--- START Entries ---

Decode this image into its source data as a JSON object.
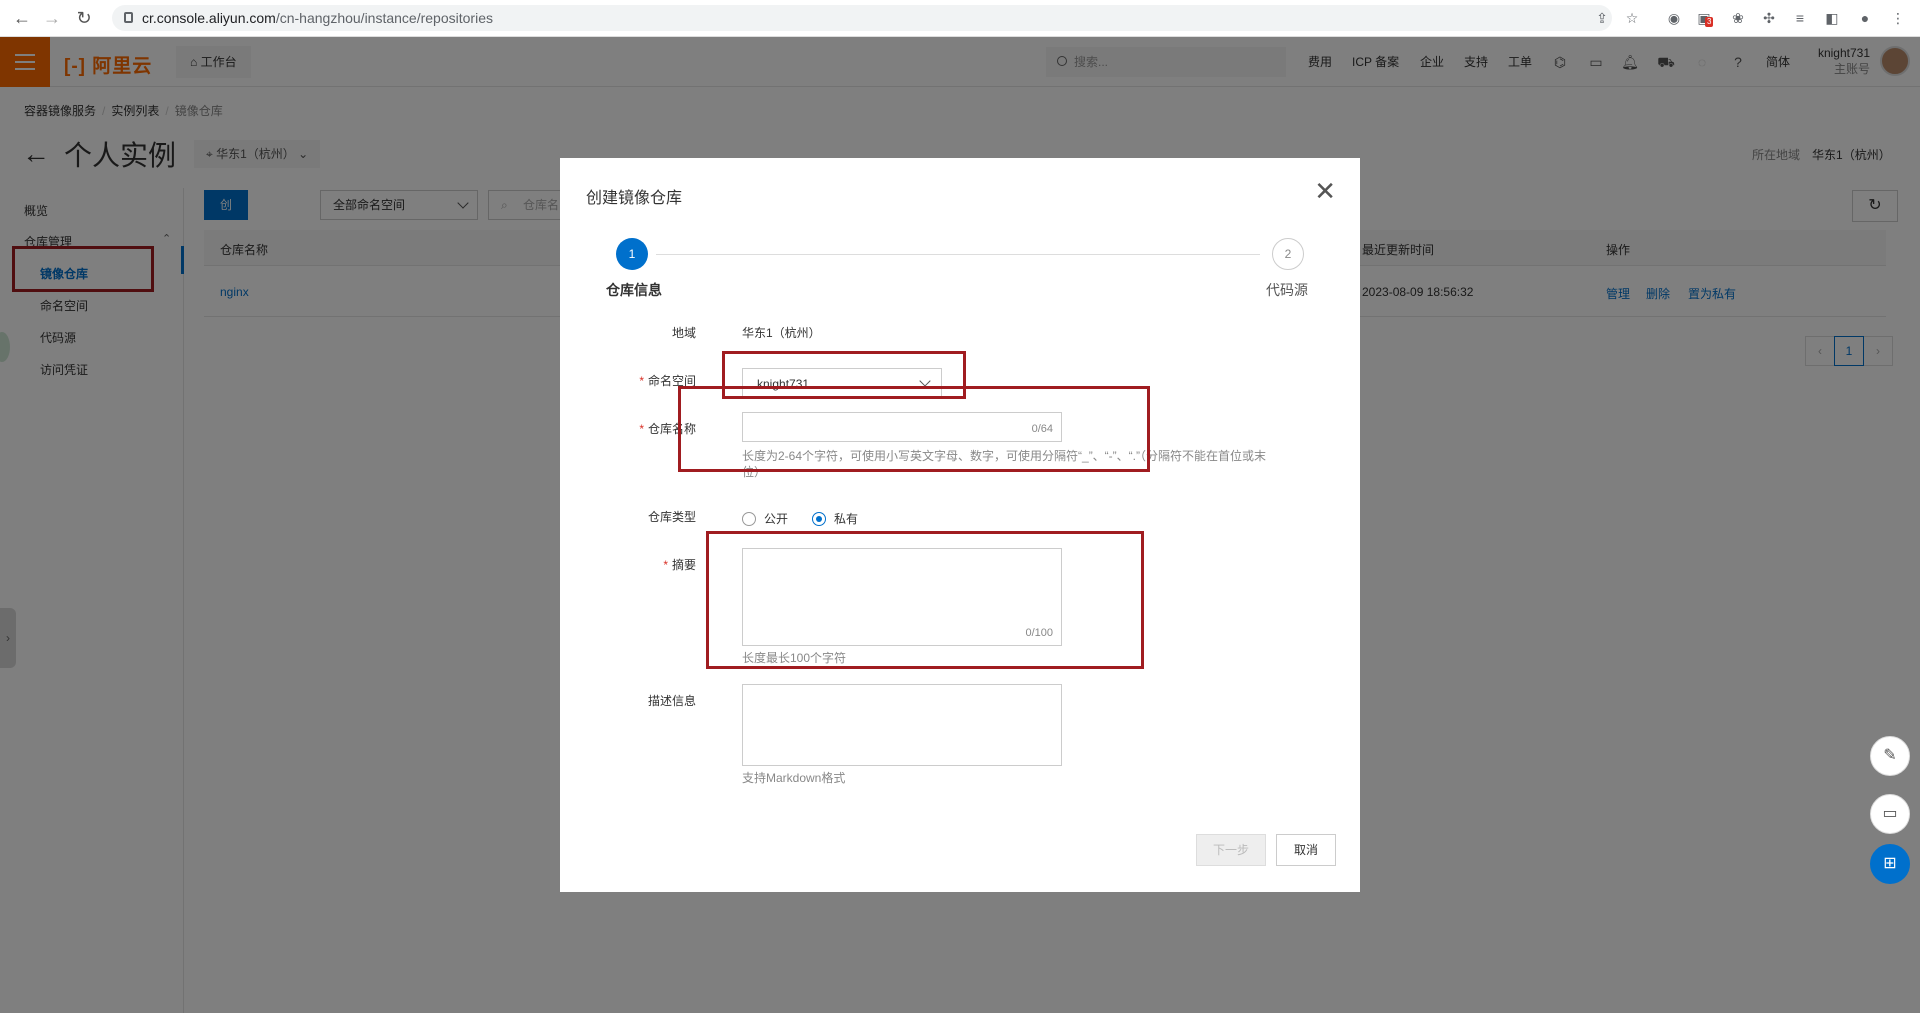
{
  "browser": {
    "url_host": "cr.console.aliyun.com",
    "url_path": "/cn-hangzhou/instance/repositories",
    "badge": "3"
  },
  "topbar": {
    "logo": "[-] 阿里云",
    "workbench": "工作台",
    "search_placeholder": "搜索...",
    "nav": [
      "费用",
      "ICP 备案",
      "企业",
      "支持",
      "工单"
    ],
    "lang": "简体",
    "user_name": "knight731",
    "user_role": "主账号"
  },
  "breadcrumb": [
    "容器镜像服务",
    "实例列表",
    "镜像仓库"
  ],
  "page": {
    "title": "个人实例",
    "region_select": "华东1（杭州）",
    "region_label": "所在地域",
    "region_value": "华东1（杭州）"
  },
  "sidebar": {
    "overview": "概览",
    "group": "仓库管理",
    "items": [
      "镜像仓库",
      "命名空间",
      "代码源",
      "访问凭证"
    ]
  },
  "toolbar": {
    "create_button": "创建镜像仓库",
    "namespace_filter": "全部命名空间",
    "search_placeholder": "仓库名"
  },
  "table": {
    "headers": {
      "name": "仓库名称",
      "updated": "最近更新时间",
      "actions": "操作"
    },
    "rows": [
      {
        "name": "nginx",
        "updated": "2023-08-09 18:56:32",
        "actions": [
          "管理",
          "删除",
          "置为私有"
        ]
      }
    ]
  },
  "pagination": {
    "current": "1"
  },
  "modal": {
    "title": "创建镜像仓库",
    "steps": [
      {
        "num": "1",
        "label": "仓库信息"
      },
      {
        "num": "2",
        "label": "代码源"
      }
    ],
    "fields": {
      "region_label": "地域",
      "region_value": "华东1（杭州）",
      "namespace_label": "命名空间",
      "namespace_value": "knight731",
      "repo_name_label": "仓库名称",
      "repo_name_counter": "0/64",
      "repo_name_hint": "长度为2-64个字符，可使用小写英文字母、数字，可使用分隔符“_”、“-”、“.”（分隔符不能在首位或末位）",
      "repo_type_label": "仓库类型",
      "repo_type_options": [
        "公开",
        "私有"
      ],
      "repo_type_selected": "私有",
      "summary_label": "摘要",
      "summary_counter": "0/100",
      "summary_hint": "长度最长100个字符",
      "desc_label": "描述信息",
      "desc_hint": "支持Markdown格式"
    },
    "next_button": "下一步",
    "cancel_button": "取消"
  },
  "colors": {
    "brand": "#ff6a00",
    "primary": "#0070cc",
    "highlight_box": "#a01c20",
    "required": "#d93026"
  }
}
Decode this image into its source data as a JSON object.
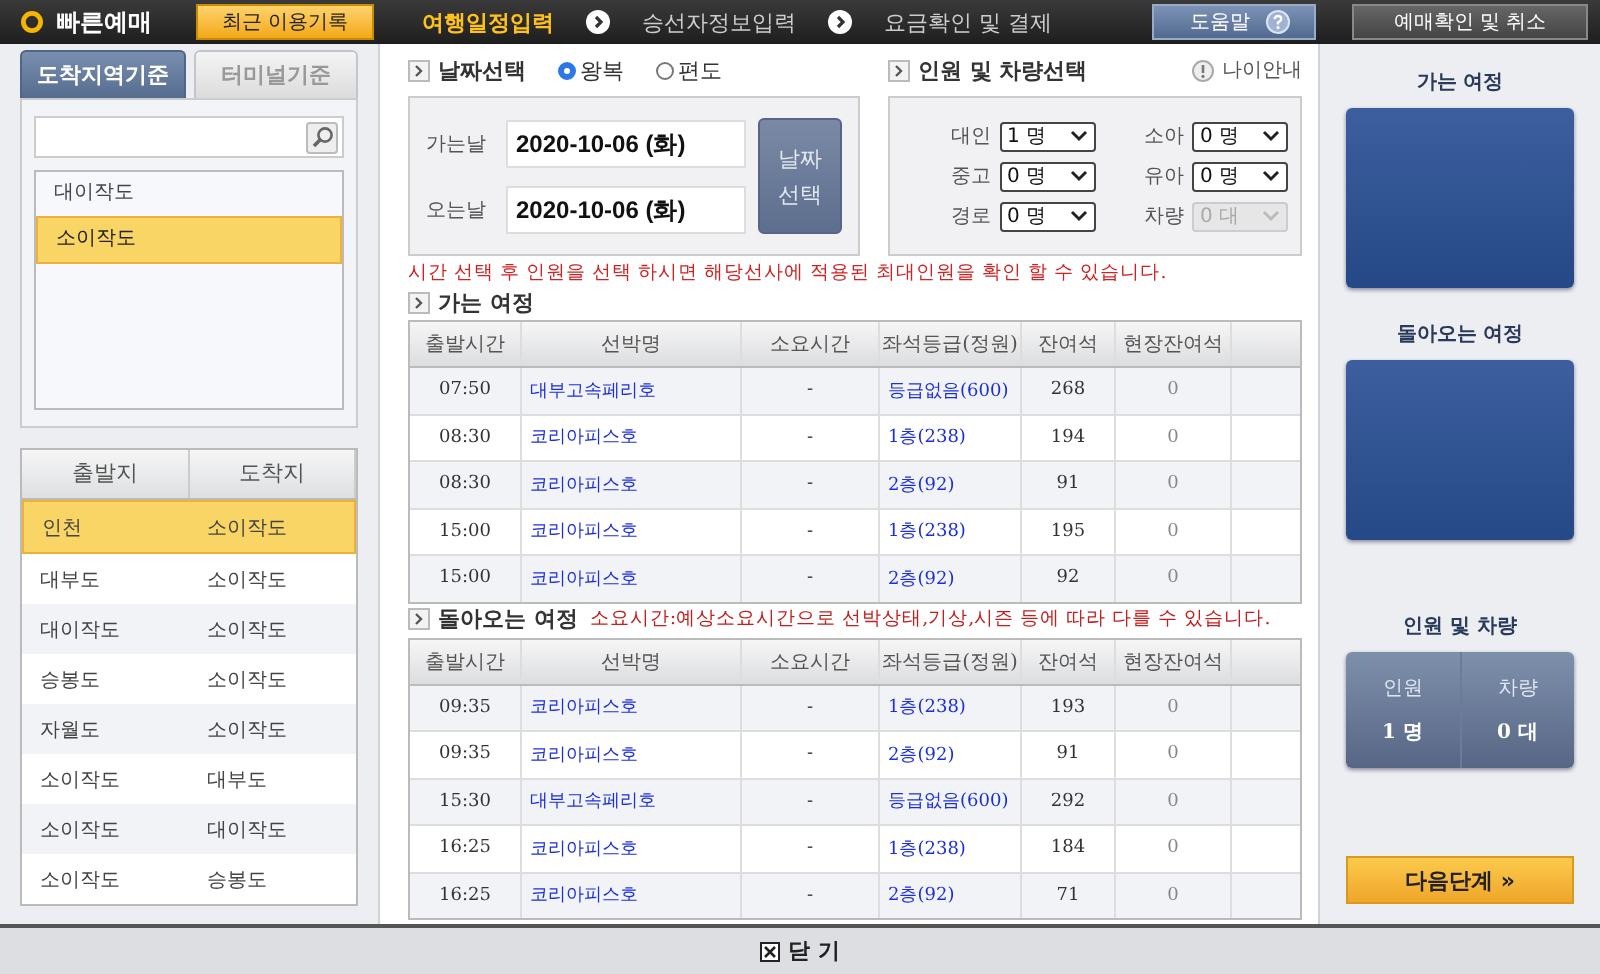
{
  "topbar": {
    "logo": "빠른예매",
    "recent_button": "최근 이용기록",
    "steps": [
      {
        "label": "여행일정입력",
        "selected": true
      },
      {
        "label": "승선자정보입력",
        "selected": false
      },
      {
        "label": "요금확인 및 결제",
        "selected": false
      }
    ],
    "help_button": "도움말",
    "confirm_button": "예매확인 및 취소"
  },
  "left": {
    "tabs": [
      {
        "label": "도착지역기준",
        "selected": true
      },
      {
        "label": "터미널기준",
        "selected": false
      }
    ],
    "regions": [
      {
        "label": "대이작도",
        "selected": false
      },
      {
        "label": "소이작도",
        "selected": true
      }
    ],
    "routes": {
      "columns": [
        "출발지",
        "도착지"
      ],
      "rows": [
        {
          "from": "인천",
          "to": "소이작도",
          "selected": true
        },
        {
          "from": "대부도",
          "to": "소이작도",
          "selected": false
        },
        {
          "from": "대이작도",
          "to": "소이작도",
          "selected": false
        },
        {
          "from": "승봉도",
          "to": "소이작도",
          "selected": false
        },
        {
          "from": "자월도",
          "to": "소이작도",
          "selected": false
        },
        {
          "from": "소이작도",
          "to": "대부도",
          "selected": false
        },
        {
          "from": "소이작도",
          "to": "대이작도",
          "selected": false
        },
        {
          "from": "소이작도",
          "to": "승봉도",
          "selected": false
        }
      ]
    }
  },
  "date_section": {
    "title": "날짜선택",
    "trip_options": [
      {
        "label": "왕복",
        "selected": true
      },
      {
        "label": "편도",
        "selected": false
      }
    ],
    "go_label": "가는날",
    "go_date": "2020-10-06 (화)",
    "return_label": "오는날",
    "return_date": "2020-10-06 (화)",
    "pick_button": [
      "날짜",
      "선택"
    ]
  },
  "passenger_section": {
    "title": "인원 및 차량선택",
    "age_info": "나이안내",
    "fields": [
      {
        "label": "대인",
        "value": "1 명",
        "disabled": false
      },
      {
        "label": "소아",
        "value": "0 명",
        "disabled": false
      },
      {
        "label": "중고",
        "value": "0 명",
        "disabled": false
      },
      {
        "label": "유아",
        "value": "0 명",
        "disabled": false
      },
      {
        "label": "경로",
        "value": "0 명",
        "disabled": false
      },
      {
        "label": "차량",
        "value": "0 대",
        "disabled": true
      }
    ]
  },
  "notice": "시간 선택 후 인원을 선택 하시면 해당선사에 적용된 최대인원을 확인 할 수 있습니다.",
  "outbound": {
    "title": "가는 여정",
    "columns": [
      "출발시간",
      "선박명",
      "소요시간",
      "좌석등급(정원)",
      "잔여석",
      "현장잔여석"
    ],
    "rows": [
      [
        "07:50",
        "대부고속페리호",
        "-",
        "등급없음(600)",
        "268",
        "0"
      ],
      [
        "08:30",
        "코리아피스호",
        "-",
        "1층(238)",
        "194",
        "0"
      ],
      [
        "08:30",
        "코리아피스호",
        "-",
        "2층(92)",
        "91",
        "0"
      ],
      [
        "15:00",
        "코리아피스호",
        "-",
        "1층(238)",
        "195",
        "0"
      ],
      [
        "15:00",
        "코리아피스호",
        "-",
        "2층(92)",
        "92",
        "0"
      ]
    ]
  },
  "return": {
    "title": "돌아오는 여정",
    "note": "소요시간:예상소요시간으로 선박상태,기상,시즌 등에 따라 다를 수 있습니다.",
    "columns": [
      "출발시간",
      "선박명",
      "소요시간",
      "좌석등급(정원)",
      "잔여석",
      "현장잔여석"
    ],
    "rows": [
      [
        "09:35",
        "코리아피스호",
        "-",
        "1층(238)",
        "193",
        "0"
      ],
      [
        "09:35",
        "코리아피스호",
        "-",
        "2층(92)",
        "91",
        "0"
      ],
      [
        "15:30",
        "대부고속페리호",
        "-",
        "등급없음(600)",
        "292",
        "0"
      ],
      [
        "16:25",
        "코리아피스호",
        "-",
        "1층(238)",
        "184",
        "0"
      ],
      [
        "16:25",
        "코리아피스호",
        "-",
        "2층(92)",
        "71",
        "0"
      ]
    ]
  },
  "right": {
    "outbound_title": "가는 여정",
    "return_title": "돌아오는 여정",
    "summary_title": "인원 및 차량",
    "people_label": "인원",
    "people_value": "1 명",
    "vehicle_label": "차량",
    "vehicle_value": "0 대",
    "next_button": "다음단계 »"
  },
  "close_button": "닫 기"
}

--- END Entries ---

▶ **Problem to work on**: Without including the pictures, reproduce all entries exactly.

▶ **Answer for this exercise**:
Decode this image into its source data as a JSON object.
{
  "browser": {
    "url_host": "cr.console.aliyun.com",
    "url_path": "/cn-hangzhou/instance/repositories",
    "badge": "3"
  },
  "topbar": {
    "logo": "[-] 阿里云",
    "workbench": "工作台",
    "search_placeholder": "搜索...",
    "nav": [
      "费用",
      "ICP 备案",
      "企业",
      "支持",
      "工单"
    ],
    "lang": "简体",
    "user_name": "knight731",
    "user_role": "主账号"
  },
  "breadcrumb": [
    "容器镜像服务",
    "实例列表",
    "镜像仓库"
  ],
  "page": {
    "title": "个人实例",
    "region_select": "华东1（杭州）",
    "region_label": "所在地域",
    "region_value": "华东1（杭州）"
  },
  "sidebar": {
    "overview": "概览",
    "group": "仓库管理",
    "items": [
      "镜像仓库",
      "命名空间",
      "代码源",
      "访问凭证"
    ]
  },
  "toolbar": {
    "create_button": "创建镜像仓库",
    "namespace_filter": "全部命名空间",
    "search_placeholder": "仓库名"
  },
  "table": {
    "headers": {
      "name": "仓库名称",
      "updated": "最近更新时间",
      "actions": "操作"
    },
    "rows": [
      {
        "name": "nginx",
        "updated": "2023-08-09 18:56:32",
        "actions": [
          "管理",
          "删除",
          "置为私有"
        ]
      }
    ]
  },
  "pagination": {
    "current": "1"
  },
  "modal": {
    "title": "创建镜像仓库",
    "steps": [
      {
        "num": "1",
        "label": "仓库信息"
      },
      {
        "num": "2",
        "label": "代码源"
      }
    ],
    "fields": {
      "region_label": "地域",
      "region_value": "华东1（杭州）",
      "namespace_label": "命名空间",
      "namespace_value": "knight731",
      "repo_name_label": "仓库名称",
      "repo_name_counter": "0/64",
      "repo_name_hint": "长度为2-64个字符，可使用小写英文字母、数字，可使用分隔符“_”、“-”、“.”（分隔符不能在首位或末位）",
      "repo_type_label": "仓库类型",
      "repo_type_options": [
        "公开",
        "私有"
      ],
      "repo_type_selected": "私有",
      "summary_label": "摘要",
      "summary_counter": "0/100",
      "summary_hint": "长度最长100个字符",
      "desc_label": "描述信息",
      "desc_hint": "支持Markdown格式"
    },
    "next_button": "下一步",
    "cancel_button": "取消"
  },
  "colors": {
    "brand": "#ff6a00",
    "primary": "#0070cc",
    "highlight_box": "#a01c20",
    "required": "#d93026"
  }
}
Decode this image into its source data as a JSON object.
{
  "topbar": {
    "logo": "빠른예매",
    "recent_button": "최근 이용기록",
    "steps": [
      {
        "label": "여행일정입력",
        "selected": true
      },
      {
        "label": "승선자정보입력",
        "selected": false
      },
      {
        "label": "요금확인 및 결제",
        "selected": false
      }
    ],
    "help_button": "도움말",
    "confirm_button": "예매확인 및 취소"
  },
  "left": {
    "tabs": [
      {
        "label": "도착지역기준",
        "selected": true
      },
      {
        "label": "터미널기준",
        "selected": false
      }
    ],
    "regions": [
      {
        "label": "대이작도",
        "selected": false
      },
      {
        "label": "소이작도",
        "selected": true
      }
    ],
    "routes": {
      "columns": [
        "출발지",
        "도착지"
      ],
      "rows": [
        {
          "from": "인천",
          "to": "소이작도",
          "selected": true
        },
        {
          "from": "대부도",
          "to": "소이작도",
          "selected": false
        },
        {
          "from": "대이작도",
          "to": "소이작도",
          "selected": false
        },
        {
          "from": "승봉도",
          "to": "소이작도",
          "selected": false
        },
        {
          "from": "자월도",
          "to": "소이작도",
          "selected": false
        },
        {
          "from": "소이작도",
          "to": "대부도",
          "selected": false
        },
        {
          "from": "소이작도",
          "to": "대이작도",
          "selected": false
        },
        {
          "from": "소이작도",
          "to": "승봉도",
          "selected": false
        }
      ]
    }
  },
  "date_section": {
    "title": "날짜선택",
    "trip_options": [
      {
        "label": "왕복",
        "selected": true
      },
      {
        "label": "편도",
        "selected": false
      }
    ],
    "go_label": "가는날",
    "go_date": "2020-10-06 (화)",
    "return_label": "오는날",
    "return_date": "2020-10-06 (화)",
    "pick_button": [
      "날짜",
      "선택"
    ]
  },
  "passenger_section": {
    "title": "인원 및 차량선택",
    "age_info": "나이안내",
    "fields": [
      {
        "label": "대인",
        "value": "1 명",
        "disabled": false
      },
      {
        "label": "소아",
        "value": "0 명",
        "disabled": false
      },
      {
        "label": "중고",
        "value": "0 명",
        "disabled": false
      },
      {
        "label": "유아",
        "value": "0 명",
        "disabled": false
      },
      {
        "label": "경로",
        "value": "0 명",
        "disabled": false
      },
      {
        "label": "차량",
        "value": "0 대",
        "disabled": true
      }
    ]
  },
  "notice": "시간 선택 후 인원을 선택 하시면 해당선사에 적용된 최대인원을 확인 할 수 있습니다.",
  "outbound": {
    "title": "가는 여정",
    "columns": [
      "출발시간",
      "선박명",
      "소요시간",
      "좌석등급(정원)",
      "잔여석",
      "현장잔여석"
    ],
    "rows": [
      [
        "07:50",
        "대부고속페리호",
        "-",
        "등급없음(600)",
        "268",
        "0"
      ],
      [
        "08:30",
        "코리아피스호",
        "-",
        "1층(238)",
        "194",
        "0"
      ],
      [
        "08:30",
        "코리아피스호",
        "-",
        "2층(92)",
        "91",
        "0"
      ],
      [
        "15:00",
        "코리아피스호",
        "-",
        "1층(238)",
        "195",
        "0"
      ],
      [
        "15:00",
        "코리아피스호",
        "-",
        "2층(92)",
        "92",
        "0"
      ]
    ]
  },
  "return": {
    "title": "돌아오는 여정",
    "note": "소요시간:예상소요시간으로 선박상태,기상,시즌 등에 따라 다를 수 있습니다.",
    "columns": [
      "출발시간",
      "선박명",
      "소요시간",
      "좌석등급(정원)",
      "잔여석",
      "현장잔여석"
    ],
    "rows": [
      [
        "09:35",
        "코리아피스호",
        "-",
        "1층(238)",
        "193",
        "0"
      ],
      [
        "09:35",
        "코리아피스호",
        "-",
        "2층(92)",
        "91",
        "0"
      ],
      [
        "15:30",
        "대부고속페리호",
        "-",
        "등급없음(600)",
        "292",
        "0"
      ],
      [
        "16:25",
        "코리아피스호",
        "-",
        "1층(238)",
        "184",
        "0"
      ],
      [
        "16:25",
        "코리아피스호",
        "-",
        "2층(92)",
        "71",
        "0"
      ]
    ]
  },
  "right": {
    "outbound_title": "가는 여정",
    "return_title": "돌아오는 여정",
    "summary_title": "인원 및 차량",
    "people_label": "인원",
    "people_value": "1 명",
    "vehicle_label": "차량",
    "vehicle_value": "0 대",
    "next_button": "다음단계 »"
  },
  "close_button": "닫 기"
}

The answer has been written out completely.